___ Material for the task

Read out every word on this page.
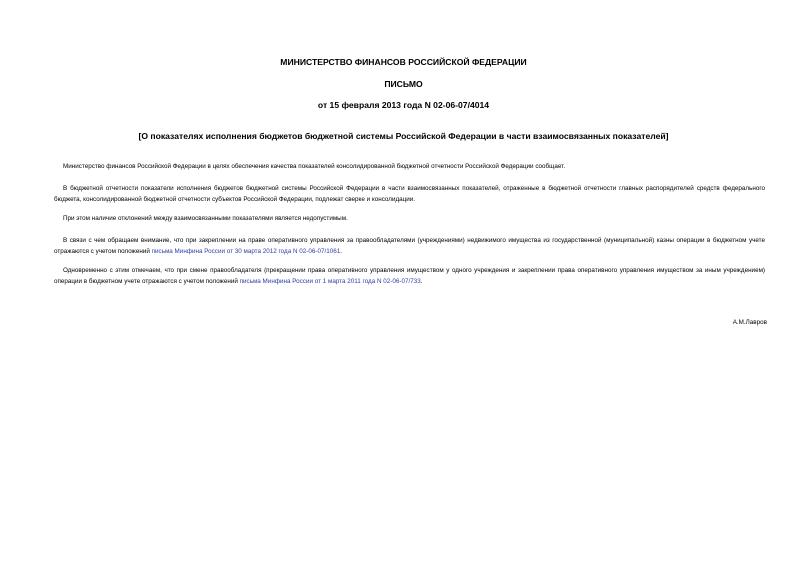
МИНИСТЕРСТВО ФИНАНСОВ РОССИЙСКОЙ ФЕДЕРАЦИИ
ПИСЬМО
от 15 февраля 2013 года N 02-06-07/4014
[О показателях исполнения бюджетов бюджетной системы Российской Федерации в части взаимосвязанных показателей]

Министерство финансов Российской Федерации в целях обеспечения качества показателей консолидированной бюджетной отчетности Российской Федерации сообщает.

В бюджетной отчетности показатели исполнения бюджетов бюджетной системы Российской Федерации в части взаимосвязанных показателей, отраженные в бюджетной отчетности главных распорядителей средств федерального бюджета, консолидированной бюджетной отчетности субъектов Российской Федерации, подлежат сверке и консолидации.

При этом наличие отклонений между взаимосвязанными показателями является недопустимым.

В связи с чем обращаем внимание, что при закреплении на праве оперативного управления за правообладателями (учреждениями) недвижимого имущества из государственной (муниципальной) казны операции в бюджетном учете отражаются с учетом положений письма Минфина России от 30 марта 2012 года N 02-06-07/1061.

Одновременно с этим отмечаем, что при смене правообладателя (прекращении права оперативного управления имуществом у одного учреждения и закреплении права оперативного управления имуществом за иным учреждением) операции в бюджетном учете отражаются с учетом положений письма Минфина России от 1 марта 2011 года N 02-06-07/733.

А.М.Лавров
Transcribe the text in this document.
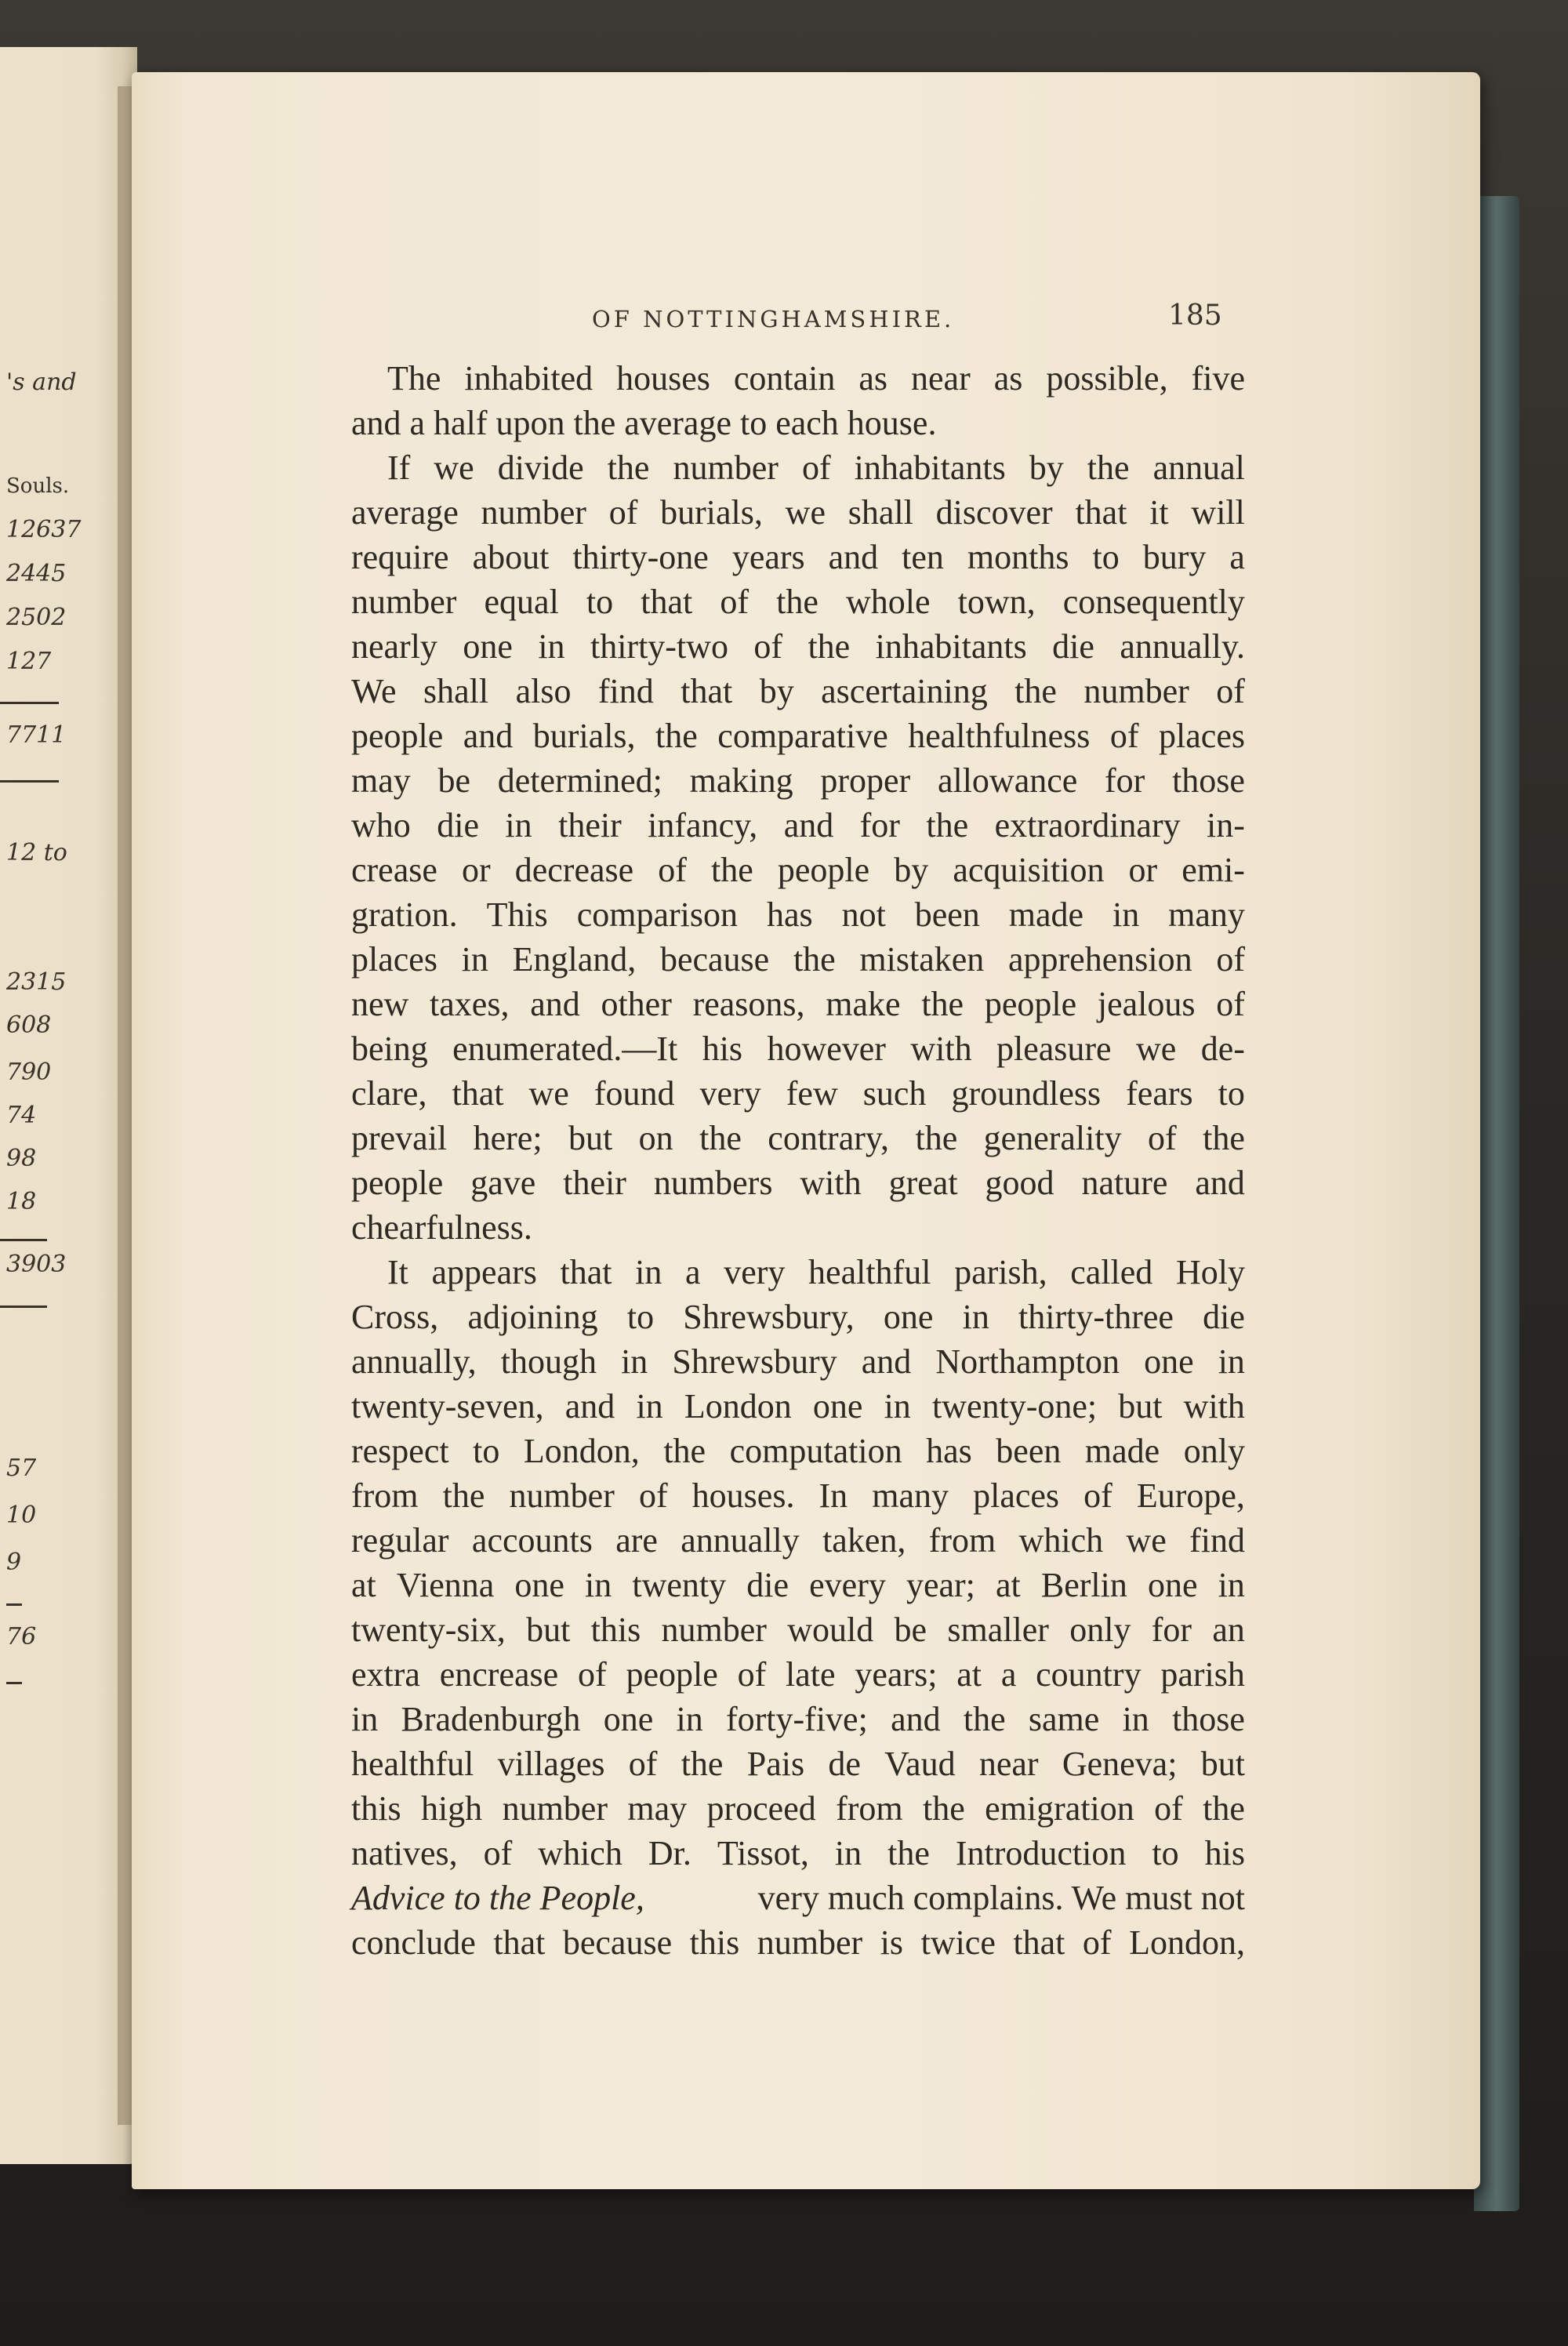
's and
Souls.
12637
2445
2502
127
7711
12 to
2315
608
790
74
98
18
3903
57
10
9
76
OF NOTTINGHAMSHIRE.	185
The inhabited houses contain as near as possible, five
and a half upon the average to each house.
If we divide the number of inhabitants by the annual
average number of burials, we shall discover that it will
require about thirty-one years and ten months to bury a
number equal to that of the whole town, consequently
nearly one in thirty-two of the inhabitants die annually.
We shall also find that by ascertaining the number of
people and burials, the comparative healthfulness of places
may be determined; making proper allowance for those
who die in their infancy, and for the extraordinary in-
crease or decrease of the people by acquisition or emi-
gration. This comparison has not been made in many
places in England, because the mistaken apprehension of
new taxes, and other reasons, make the people jealous of
being enumerated.—It his however with pleasure we de-
clare, that we found very few such groundless fears to
prevail here; but on the contrary, the generality of the
people gave their numbers with great good nature and
chearfulness.
It appears that in a very healthful parish, called Holy
Cross, adjoining to Shrewsbury, one in thirty-three die
annually, though in Shrewsbury and Northampton one in
twenty-seven, and in London one in twenty-one; but with
respect to London, the computation has been made only
from the number of houses. In many places of Europe,
regular accounts are annually taken, from which we find
at Vienna one in twenty die every year; at Berlin one in
twenty-six, but this number would be smaller only for an
extra encrease of people of late years; at a country parish
in Bradenburgh one in forty-five; and the same in those
healthful villages of the Pais de Vaud near Geneva; but
this high number may proceed from the emigration of the
natives, of which Dr. Tissot, in the Introduction to his
Advice to the People,	very much complains. We must not
conclude that because this number is twice that of London,
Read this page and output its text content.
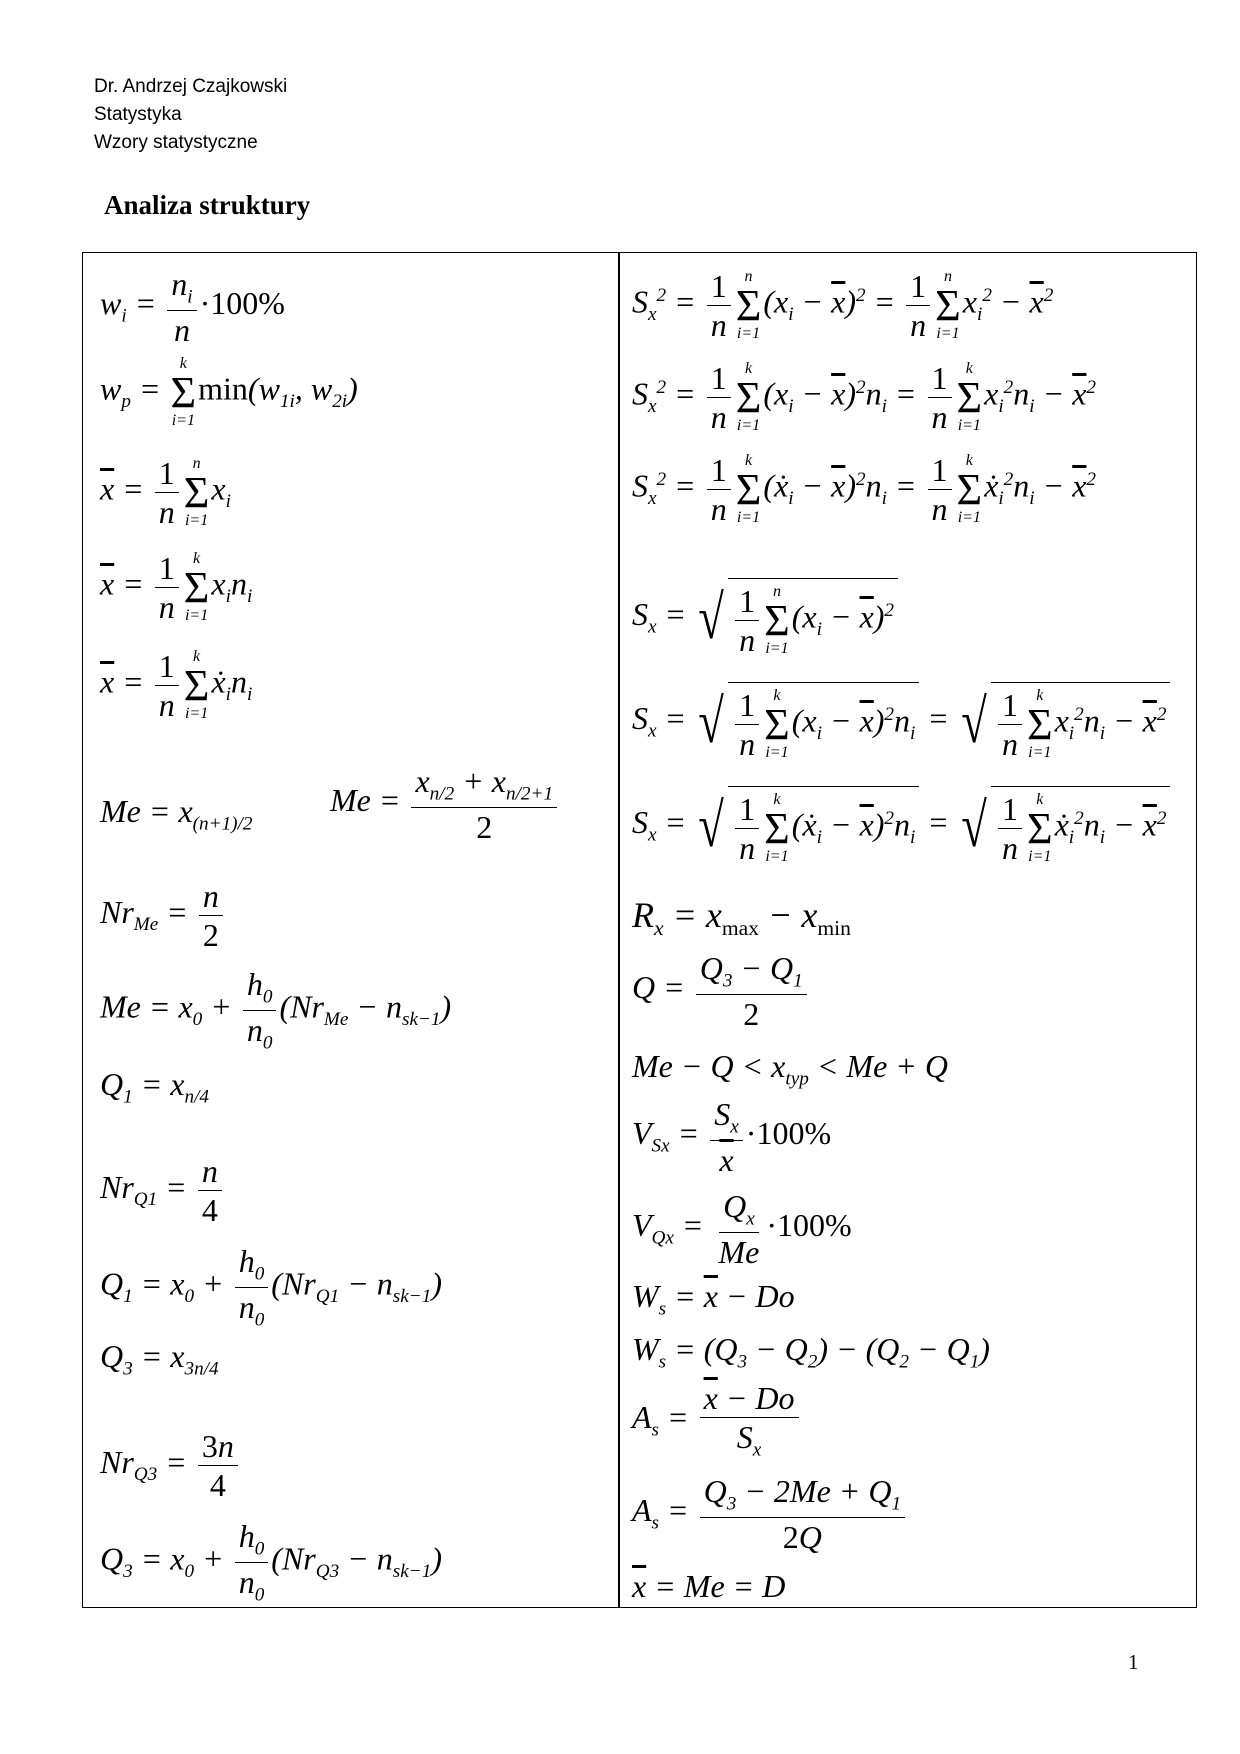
Dr. Andrzej Czajkowski
Statystyka
Wzory statystyczne
Analiza struktury
$w_i = \frac{n_i}{n} \cdot 100\%$
$w_p$ =
k
Σ
i=1
$\min(w_{1i}$, $w_{2i}$)
$\overline{x} = \frac{1}{n}$ n
Σ
i=1
$x_i$
$\overline{x} = \frac{1}{n}$ k
Σ
i=1
$x_in_i$
$\overline{x} = \frac{1}{n}$ k
Σ
i=1
$ẋ_in_i$
$Me = x_{(n+1)/2}$
$Me = \frac{x_{n/2} + x_{n/2+1}}{2}$
$Nr_{Me} = \frac{n}{2}$
$Me = x_0 + \frac{h_0}{n_0} (Nr_{Me} - n_{sk-1})$
$Q_1 = x_{n/4}$
$Nr_{Q1} = \frac{n}{4}$
$Q_1 = x_0 + \frac{h_0}{n_0} (Nr_{Q1} - n_{sk-1})$
$Q_3 = x_{3n/4}$
$Nr_{Q3} = \frac{3n}{4}$
$Q_3 = x_0 + \frac{h_0}{n_0} (Nr_{Q3} - n_{sk-1})$
$S_x^2 = \frac{1}{n}$ n
Σ
i=1
$(x_i - \overline{x})^2 = \frac{1}{n}$ n
Σ
i=1
$x_i^2 - \overline{x}^2$
$S_x^2 = \frac{1}{n}$ k
Σ
i=1
$(x_i - \overline{x})^2n_i = \frac{1}{n}$ k
Σ
i=1
$x_i^2n_i - \overline{x}^2$
$S_x^2 = \frac{1}{n}$ k
Σ
i=1
(ẋ$_i$ − $\overline{x})^2n_i = \frac{1}{n}$ k
Σ
i=1
$ẋ_i^2n_i - \overline{x}^2$
$S_x$ = √ $\frac{1}{n}$ n
Σ
i=1
$(x_i - \overline{x})^2$
$S_x$ = √ $\frac{1}{n}$ k
Σ
i=1
$(x_i - \overline{x})^2n_i$ = √ $\frac{1}{n}$ k
Σ
i=1
$x_i^2n_i - \overline{x}^2$
$S_x$ = √ $\frac{1}{n}$ k
Σ
i=1
(ẋ$_i$ − $\overline{x})^2n_i$ = √ $\frac{1}{n}$ k
Σ
i=1
$ẋ_i^2n_i - \overline{x}^2$
$R_x = x_{max} - x_{min}$
$Q = \frac{Q_3 - Q_1}{2}$
$Me - Q < x_{typ} < Me + Q$
$V_{Sx} = \frac{S_x}{x} \cdot 100\%$
$V_{Qx} = \frac{Q_x}{Me} \cdot 100\%$
$W_s = \overline{x} - Do$
$W_s = (Q_3 - Q_2) - (Q_2 - Q_1)$
$A_s = \frac{\overline{x} - Do}{S_x}$
$A_s = \frac{Q_3 - 2Me + Q_1}{2Q}$
$\overline{x} = Me = D$
1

______

Written request: Lines that include the word "been" — how many are there in the data? Answer with the number alone.

Full output: 2